TASK TO CARRY OUT →
Reproduce the material exactly, omitting nothing.

-------------------------

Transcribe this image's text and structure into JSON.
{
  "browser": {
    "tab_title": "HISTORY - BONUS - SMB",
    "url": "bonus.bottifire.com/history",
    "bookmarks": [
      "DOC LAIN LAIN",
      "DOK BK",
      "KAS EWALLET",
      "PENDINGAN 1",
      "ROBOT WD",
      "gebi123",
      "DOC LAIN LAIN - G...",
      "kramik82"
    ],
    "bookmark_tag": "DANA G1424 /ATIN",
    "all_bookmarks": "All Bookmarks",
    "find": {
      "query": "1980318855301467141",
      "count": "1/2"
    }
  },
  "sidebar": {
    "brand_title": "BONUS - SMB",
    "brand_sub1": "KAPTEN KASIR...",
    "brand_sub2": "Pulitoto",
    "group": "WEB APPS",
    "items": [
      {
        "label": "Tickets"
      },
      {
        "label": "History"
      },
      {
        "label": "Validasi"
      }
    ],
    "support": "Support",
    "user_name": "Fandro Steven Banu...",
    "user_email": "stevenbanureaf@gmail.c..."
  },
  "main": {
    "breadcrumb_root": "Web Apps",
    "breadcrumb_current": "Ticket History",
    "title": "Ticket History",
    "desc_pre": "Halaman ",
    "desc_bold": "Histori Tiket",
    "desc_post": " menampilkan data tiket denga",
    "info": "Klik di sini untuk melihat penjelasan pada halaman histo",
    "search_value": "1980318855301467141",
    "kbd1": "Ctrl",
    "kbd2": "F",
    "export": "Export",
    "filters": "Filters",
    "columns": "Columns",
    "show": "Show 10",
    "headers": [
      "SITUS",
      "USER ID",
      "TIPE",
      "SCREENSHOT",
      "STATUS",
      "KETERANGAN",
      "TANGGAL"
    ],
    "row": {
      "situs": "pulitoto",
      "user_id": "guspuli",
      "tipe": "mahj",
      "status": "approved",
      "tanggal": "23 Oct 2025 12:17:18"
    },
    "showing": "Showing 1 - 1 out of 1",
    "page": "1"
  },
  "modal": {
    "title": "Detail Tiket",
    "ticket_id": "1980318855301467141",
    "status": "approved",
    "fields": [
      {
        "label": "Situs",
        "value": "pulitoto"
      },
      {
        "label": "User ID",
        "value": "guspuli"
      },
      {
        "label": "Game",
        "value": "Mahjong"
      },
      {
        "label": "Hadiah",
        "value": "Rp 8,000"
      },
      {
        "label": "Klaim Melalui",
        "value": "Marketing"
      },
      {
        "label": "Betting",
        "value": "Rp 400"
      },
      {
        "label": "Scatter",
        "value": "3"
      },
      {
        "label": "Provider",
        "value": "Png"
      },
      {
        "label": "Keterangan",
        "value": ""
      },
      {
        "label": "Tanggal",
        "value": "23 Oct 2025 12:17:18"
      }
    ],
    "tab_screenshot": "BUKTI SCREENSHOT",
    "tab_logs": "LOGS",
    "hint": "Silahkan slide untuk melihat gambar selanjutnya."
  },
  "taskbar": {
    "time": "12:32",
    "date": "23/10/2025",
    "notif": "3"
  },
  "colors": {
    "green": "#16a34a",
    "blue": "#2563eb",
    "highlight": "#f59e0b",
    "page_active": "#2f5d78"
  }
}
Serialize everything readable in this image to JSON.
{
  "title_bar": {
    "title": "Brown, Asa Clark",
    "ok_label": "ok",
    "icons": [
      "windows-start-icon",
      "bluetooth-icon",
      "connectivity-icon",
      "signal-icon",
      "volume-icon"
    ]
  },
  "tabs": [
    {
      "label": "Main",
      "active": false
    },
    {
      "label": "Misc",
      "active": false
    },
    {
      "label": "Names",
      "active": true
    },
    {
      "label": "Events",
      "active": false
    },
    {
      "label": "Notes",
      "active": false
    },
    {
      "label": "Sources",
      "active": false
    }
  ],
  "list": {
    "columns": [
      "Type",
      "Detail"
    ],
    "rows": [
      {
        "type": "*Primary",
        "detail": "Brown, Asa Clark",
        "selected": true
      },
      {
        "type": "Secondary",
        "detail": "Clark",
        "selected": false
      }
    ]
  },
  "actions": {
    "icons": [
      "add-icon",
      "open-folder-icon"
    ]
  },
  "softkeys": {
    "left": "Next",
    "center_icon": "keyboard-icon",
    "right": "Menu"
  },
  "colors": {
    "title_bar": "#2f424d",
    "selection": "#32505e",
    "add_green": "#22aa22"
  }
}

-------------------------

COMPLETE RESPONSE →
Transcribe this image's text and structure into JSON.
{
  "browser": {
    "tab_title": "HISTORY - BONUS - SMB",
    "url": "bonus.bottifire.com/history",
    "bookmarks": [
      "DOC LAIN LAIN",
      "DOK BK",
      "KAS EWALLET",
      "PENDINGAN 1",
      "ROBOT WD",
      "gebi123",
      "DOC LAIN LAIN - G...",
      "kramik82"
    ],
    "bookmark_tag": "DANA G1424 /ATIN",
    "all_bookmarks": "All Bookmarks",
    "find": {
      "query": "1980318855301467141",
      "count": "1/2"
    }
  },
  "sidebar": {
    "brand_title": "BONUS - SMB",
    "brand_sub1": "KAPTEN KASIR...",
    "brand_sub2": "Pulitoto",
    "group": "WEB APPS",
    "items": [
      {
        "label": "Tickets"
      },
      {
        "label": "History"
      },
      {
        "label": "Validasi"
      }
    ],
    "support": "Support",
    "user_name": "Fandro Steven Banu...",
    "user_email": "stevenbanureaf@gmail.c..."
  },
  "main": {
    "breadcrumb_root": "Web Apps",
    "breadcrumb_current": "Ticket History",
    "title": "Ticket History",
    "desc_pre": "Halaman ",
    "desc_bold": "Histori Tiket",
    "desc_post": " menampilkan data tiket denga",
    "info": "Klik di sini untuk melihat penjelasan pada halaman histo",
    "search_value": "1980318855301467141",
    "kbd1": "Ctrl",
    "kbd2": "F",
    "export": "Export",
    "filters": "Filters",
    "columns": "Columns",
    "show": "Show 10",
    "headers": [
      "SITUS",
      "USER ID",
      "TIPE",
      "SCREENSHOT",
      "STATUS",
      "KETERANGAN",
      "TANGGAL"
    ],
    "row": {
      "situs": "pulitoto",
      "user_id": "guspuli",
      "tipe": "mahj",
      "status": "approved",
      "tanggal": "23 Oct 2025 12:17:18"
    },
    "showing": "Showing 1 - 1 out of 1",
    "page": "1"
  },
  "modal": {
    "title": "Detail Tiket",
    "ticket_id": "1980318855301467141",
    "status": "approved",
    "fields": [
      {
        "label": "Situs",
        "value": "pulitoto"
      },
      {
        "label": "User ID",
        "value": "guspuli"
      },
      {
        "label": "Game",
        "value": "Mahjong"
      },
      {
        "label": "Hadiah",
        "value": "Rp 8,000"
      },
      {
        "label": "Klaim Melalui",
        "value": "Marketing"
      },
      {
        "label": "Betting",
        "value": "Rp 400"
      },
      {
        "label": "Scatter",
        "value": "3"
      },
      {
        "label": "Provider",
        "value": "Png"
      },
      {
        "label": "Keterangan",
        "value": ""
      },
      {
        "label": "Tanggal",
        "value": "23 Oct 2025 12:17:18"
      }
    ],
    "tab_screenshot": "BUKTI SCREENSHOT",
    "tab_logs": "LOGS",
    "hint": "Silahkan slide untuk melihat gambar selanjutnya."
  },
  "taskbar": {
    "time": "12:32",
    "date": "23/10/2025",
    "notif": "3"
  },
  "colors": {
    "green": "#16a34a",
    "blue": "#2563eb",
    "highlight": "#f59e0b",
    "page_active": "#2f5d78"
  }
}
Serialize everything readable in this image to JSON.
{
  "title_bar": {
    "title": "Brown, Asa Clark",
    "ok_label": "ok",
    "icons": [
      "windows-start-icon",
      "bluetooth-icon",
      "connectivity-icon",
      "signal-icon",
      "volume-icon"
    ]
  },
  "tabs": [
    {
      "label": "Main",
      "active": false
    },
    {
      "label": "Misc",
      "active": false
    },
    {
      "label": "Names",
      "active": true
    },
    {
      "label": "Events",
      "active": false
    },
    {
      "label": "Notes",
      "active": false
    },
    {
      "label": "Sources",
      "active": false
    }
  ],
  "list": {
    "columns": [
      "Type",
      "Detail"
    ],
    "rows": [
      {
        "type": "*Primary",
        "detail": "Brown, Asa Clark",
        "selected": true
      },
      {
        "type": "Secondary",
        "detail": "Clark",
        "selected": false
      }
    ]
  },
  "actions": {
    "icons": [
      "add-icon",
      "open-folder-icon"
    ]
  },
  "softkeys": {
    "left": "Next",
    "center_icon": "keyboard-icon",
    "right": "Menu"
  },
  "colors": {
    "title_bar": "#2f424d",
    "selection": "#32505e",
    "add_green": "#22aa22"
  }
}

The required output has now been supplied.